Search the records for "price" and copy each line that holds it.

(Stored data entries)
* * * * *

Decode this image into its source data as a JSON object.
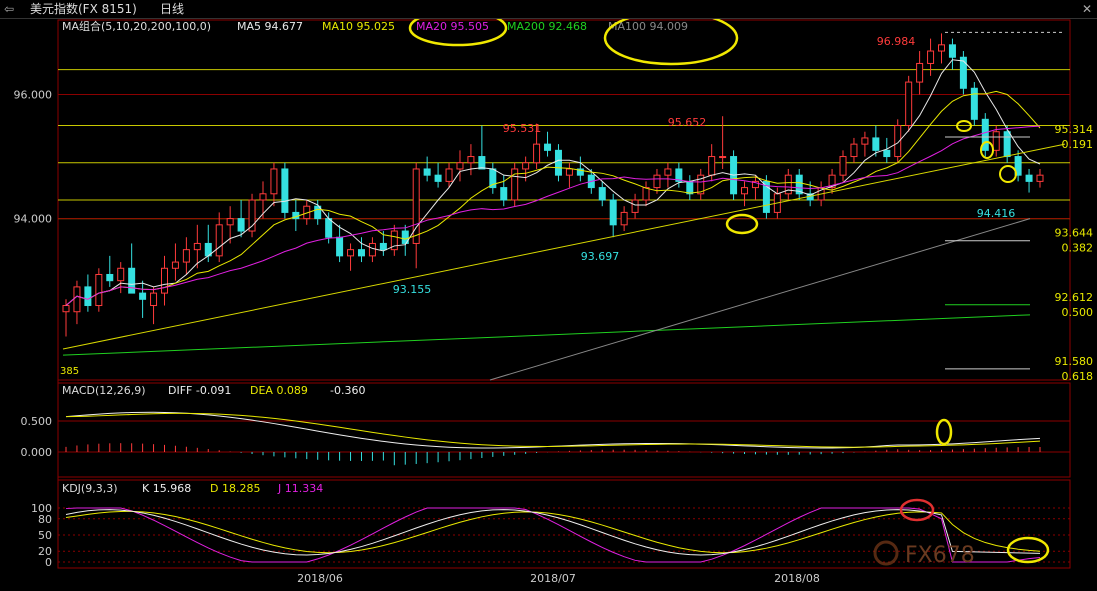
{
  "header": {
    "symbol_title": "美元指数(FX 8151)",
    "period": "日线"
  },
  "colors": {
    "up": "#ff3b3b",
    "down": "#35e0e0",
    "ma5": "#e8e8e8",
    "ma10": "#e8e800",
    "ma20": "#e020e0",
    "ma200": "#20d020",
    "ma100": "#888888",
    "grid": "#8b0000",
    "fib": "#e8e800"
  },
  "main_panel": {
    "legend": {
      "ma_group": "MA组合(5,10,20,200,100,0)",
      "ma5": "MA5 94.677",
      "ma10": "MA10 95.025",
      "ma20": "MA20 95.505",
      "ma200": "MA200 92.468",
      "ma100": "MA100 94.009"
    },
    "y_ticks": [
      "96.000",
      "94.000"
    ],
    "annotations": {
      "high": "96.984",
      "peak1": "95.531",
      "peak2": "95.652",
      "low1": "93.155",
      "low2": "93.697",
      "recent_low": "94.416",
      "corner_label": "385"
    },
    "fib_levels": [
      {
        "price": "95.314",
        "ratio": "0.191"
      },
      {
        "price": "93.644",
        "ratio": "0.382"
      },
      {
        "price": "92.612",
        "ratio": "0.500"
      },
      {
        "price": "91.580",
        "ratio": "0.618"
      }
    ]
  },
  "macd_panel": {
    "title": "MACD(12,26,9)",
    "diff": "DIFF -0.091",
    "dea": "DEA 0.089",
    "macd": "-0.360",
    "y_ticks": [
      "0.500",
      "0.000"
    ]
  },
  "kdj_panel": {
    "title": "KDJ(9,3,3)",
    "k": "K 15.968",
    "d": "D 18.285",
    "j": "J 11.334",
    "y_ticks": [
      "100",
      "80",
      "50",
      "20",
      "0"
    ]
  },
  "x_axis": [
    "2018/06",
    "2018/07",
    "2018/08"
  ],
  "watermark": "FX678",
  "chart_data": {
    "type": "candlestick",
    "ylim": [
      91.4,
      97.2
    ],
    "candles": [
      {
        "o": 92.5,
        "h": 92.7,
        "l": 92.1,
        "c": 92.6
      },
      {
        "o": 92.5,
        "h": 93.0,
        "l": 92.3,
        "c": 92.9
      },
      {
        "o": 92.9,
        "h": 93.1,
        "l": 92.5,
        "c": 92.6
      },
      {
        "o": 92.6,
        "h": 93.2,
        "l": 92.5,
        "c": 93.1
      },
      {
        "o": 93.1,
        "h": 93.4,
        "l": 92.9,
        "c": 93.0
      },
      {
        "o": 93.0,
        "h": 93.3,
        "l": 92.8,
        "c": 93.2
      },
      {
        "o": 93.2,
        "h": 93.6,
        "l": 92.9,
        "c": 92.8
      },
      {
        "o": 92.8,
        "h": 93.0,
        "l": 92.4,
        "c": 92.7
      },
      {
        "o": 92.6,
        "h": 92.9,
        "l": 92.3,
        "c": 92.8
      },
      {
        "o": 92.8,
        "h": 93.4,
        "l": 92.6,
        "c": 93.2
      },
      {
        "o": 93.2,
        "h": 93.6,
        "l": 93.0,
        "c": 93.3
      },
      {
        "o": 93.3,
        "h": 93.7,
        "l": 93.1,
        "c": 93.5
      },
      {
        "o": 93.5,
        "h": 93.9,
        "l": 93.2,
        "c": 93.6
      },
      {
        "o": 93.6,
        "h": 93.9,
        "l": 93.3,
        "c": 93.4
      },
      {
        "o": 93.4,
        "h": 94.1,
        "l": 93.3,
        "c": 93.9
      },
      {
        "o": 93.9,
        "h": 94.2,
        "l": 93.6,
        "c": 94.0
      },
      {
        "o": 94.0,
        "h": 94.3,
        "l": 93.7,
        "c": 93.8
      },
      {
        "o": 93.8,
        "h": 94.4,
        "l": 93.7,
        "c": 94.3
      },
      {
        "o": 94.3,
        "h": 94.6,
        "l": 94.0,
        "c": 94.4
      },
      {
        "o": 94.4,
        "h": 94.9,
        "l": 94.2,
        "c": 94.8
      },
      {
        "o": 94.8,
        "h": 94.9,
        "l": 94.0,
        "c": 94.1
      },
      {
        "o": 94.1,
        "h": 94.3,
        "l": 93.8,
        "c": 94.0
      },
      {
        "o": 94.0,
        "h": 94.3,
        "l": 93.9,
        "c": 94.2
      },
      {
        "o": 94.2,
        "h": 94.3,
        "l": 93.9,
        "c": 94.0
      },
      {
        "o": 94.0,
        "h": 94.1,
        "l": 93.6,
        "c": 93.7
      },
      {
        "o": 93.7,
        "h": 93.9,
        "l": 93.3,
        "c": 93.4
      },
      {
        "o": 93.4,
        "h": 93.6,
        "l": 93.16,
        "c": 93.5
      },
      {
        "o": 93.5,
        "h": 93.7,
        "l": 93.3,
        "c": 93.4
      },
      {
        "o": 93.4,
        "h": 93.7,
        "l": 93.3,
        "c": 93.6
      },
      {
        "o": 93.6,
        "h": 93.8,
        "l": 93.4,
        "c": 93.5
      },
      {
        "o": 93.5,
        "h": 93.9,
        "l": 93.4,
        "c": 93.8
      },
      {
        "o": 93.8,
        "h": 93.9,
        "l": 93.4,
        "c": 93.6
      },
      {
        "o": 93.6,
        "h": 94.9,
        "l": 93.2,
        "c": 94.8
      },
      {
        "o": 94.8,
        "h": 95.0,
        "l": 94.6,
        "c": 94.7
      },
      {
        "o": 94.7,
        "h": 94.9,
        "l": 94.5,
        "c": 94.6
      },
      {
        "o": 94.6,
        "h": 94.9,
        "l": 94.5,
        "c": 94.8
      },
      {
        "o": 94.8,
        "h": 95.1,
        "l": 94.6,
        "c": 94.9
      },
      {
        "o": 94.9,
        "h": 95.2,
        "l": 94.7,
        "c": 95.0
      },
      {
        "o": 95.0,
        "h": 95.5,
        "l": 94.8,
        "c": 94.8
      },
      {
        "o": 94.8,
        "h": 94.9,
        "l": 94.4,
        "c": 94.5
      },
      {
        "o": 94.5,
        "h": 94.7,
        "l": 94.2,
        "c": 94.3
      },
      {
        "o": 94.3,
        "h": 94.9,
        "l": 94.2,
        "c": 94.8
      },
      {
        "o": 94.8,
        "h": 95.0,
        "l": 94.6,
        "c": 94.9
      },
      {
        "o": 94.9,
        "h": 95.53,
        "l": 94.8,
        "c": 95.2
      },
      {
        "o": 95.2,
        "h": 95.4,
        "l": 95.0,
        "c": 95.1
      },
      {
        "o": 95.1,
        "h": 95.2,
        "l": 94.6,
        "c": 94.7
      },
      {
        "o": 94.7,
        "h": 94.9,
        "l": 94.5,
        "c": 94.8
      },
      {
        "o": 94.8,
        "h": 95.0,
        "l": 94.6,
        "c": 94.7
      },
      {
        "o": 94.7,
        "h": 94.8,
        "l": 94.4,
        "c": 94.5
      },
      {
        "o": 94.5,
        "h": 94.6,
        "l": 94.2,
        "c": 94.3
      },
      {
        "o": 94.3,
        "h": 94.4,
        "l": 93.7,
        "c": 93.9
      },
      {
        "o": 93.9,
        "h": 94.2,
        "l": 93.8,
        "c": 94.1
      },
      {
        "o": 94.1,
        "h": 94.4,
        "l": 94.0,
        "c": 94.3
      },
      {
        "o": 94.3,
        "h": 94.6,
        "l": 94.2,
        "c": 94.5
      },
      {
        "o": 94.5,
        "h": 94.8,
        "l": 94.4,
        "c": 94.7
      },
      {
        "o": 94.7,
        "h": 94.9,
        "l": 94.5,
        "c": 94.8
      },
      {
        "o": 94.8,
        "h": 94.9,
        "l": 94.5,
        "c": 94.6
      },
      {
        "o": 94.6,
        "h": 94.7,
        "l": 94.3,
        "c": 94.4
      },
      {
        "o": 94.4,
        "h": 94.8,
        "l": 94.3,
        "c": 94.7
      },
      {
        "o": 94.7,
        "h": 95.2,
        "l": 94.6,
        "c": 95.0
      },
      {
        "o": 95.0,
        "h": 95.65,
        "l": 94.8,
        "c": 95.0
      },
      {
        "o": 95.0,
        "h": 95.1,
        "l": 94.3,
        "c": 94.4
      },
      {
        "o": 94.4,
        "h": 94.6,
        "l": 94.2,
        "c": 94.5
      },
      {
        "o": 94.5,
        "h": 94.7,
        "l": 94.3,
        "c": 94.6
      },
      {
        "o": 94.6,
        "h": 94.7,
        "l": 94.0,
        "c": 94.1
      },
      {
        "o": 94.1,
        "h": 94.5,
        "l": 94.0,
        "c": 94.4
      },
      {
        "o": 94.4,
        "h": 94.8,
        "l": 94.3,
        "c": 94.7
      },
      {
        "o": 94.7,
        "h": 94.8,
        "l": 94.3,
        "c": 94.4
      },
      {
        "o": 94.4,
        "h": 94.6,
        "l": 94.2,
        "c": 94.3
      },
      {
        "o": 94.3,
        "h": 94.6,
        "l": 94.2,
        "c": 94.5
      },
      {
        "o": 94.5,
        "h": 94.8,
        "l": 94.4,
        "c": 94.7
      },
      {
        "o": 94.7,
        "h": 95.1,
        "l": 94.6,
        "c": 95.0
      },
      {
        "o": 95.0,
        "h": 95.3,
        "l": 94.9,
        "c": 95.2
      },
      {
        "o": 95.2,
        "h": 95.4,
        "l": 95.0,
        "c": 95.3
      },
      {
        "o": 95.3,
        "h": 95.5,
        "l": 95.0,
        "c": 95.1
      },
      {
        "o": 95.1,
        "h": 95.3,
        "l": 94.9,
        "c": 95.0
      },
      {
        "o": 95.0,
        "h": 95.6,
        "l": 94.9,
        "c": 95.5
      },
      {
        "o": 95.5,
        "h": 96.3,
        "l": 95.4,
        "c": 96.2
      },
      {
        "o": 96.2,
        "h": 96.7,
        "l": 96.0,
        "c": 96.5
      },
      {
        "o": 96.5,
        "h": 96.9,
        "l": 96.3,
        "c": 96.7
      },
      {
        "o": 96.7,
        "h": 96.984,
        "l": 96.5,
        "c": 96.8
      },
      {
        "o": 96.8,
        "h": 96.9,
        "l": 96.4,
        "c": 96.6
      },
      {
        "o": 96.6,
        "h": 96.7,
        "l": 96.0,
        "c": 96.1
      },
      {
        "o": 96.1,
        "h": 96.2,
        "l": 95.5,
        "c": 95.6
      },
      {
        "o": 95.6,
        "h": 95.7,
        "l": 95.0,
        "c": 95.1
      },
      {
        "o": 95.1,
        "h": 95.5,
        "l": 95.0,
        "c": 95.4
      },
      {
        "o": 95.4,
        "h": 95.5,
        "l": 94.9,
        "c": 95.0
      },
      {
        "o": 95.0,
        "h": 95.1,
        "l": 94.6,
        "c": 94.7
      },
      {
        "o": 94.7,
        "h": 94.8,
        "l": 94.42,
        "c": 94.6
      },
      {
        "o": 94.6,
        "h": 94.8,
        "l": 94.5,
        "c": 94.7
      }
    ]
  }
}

* * * * *

Final result:
        "price": "95.314",
        "price": "93.644",
        "price": "92.612",
        "price": "91.580",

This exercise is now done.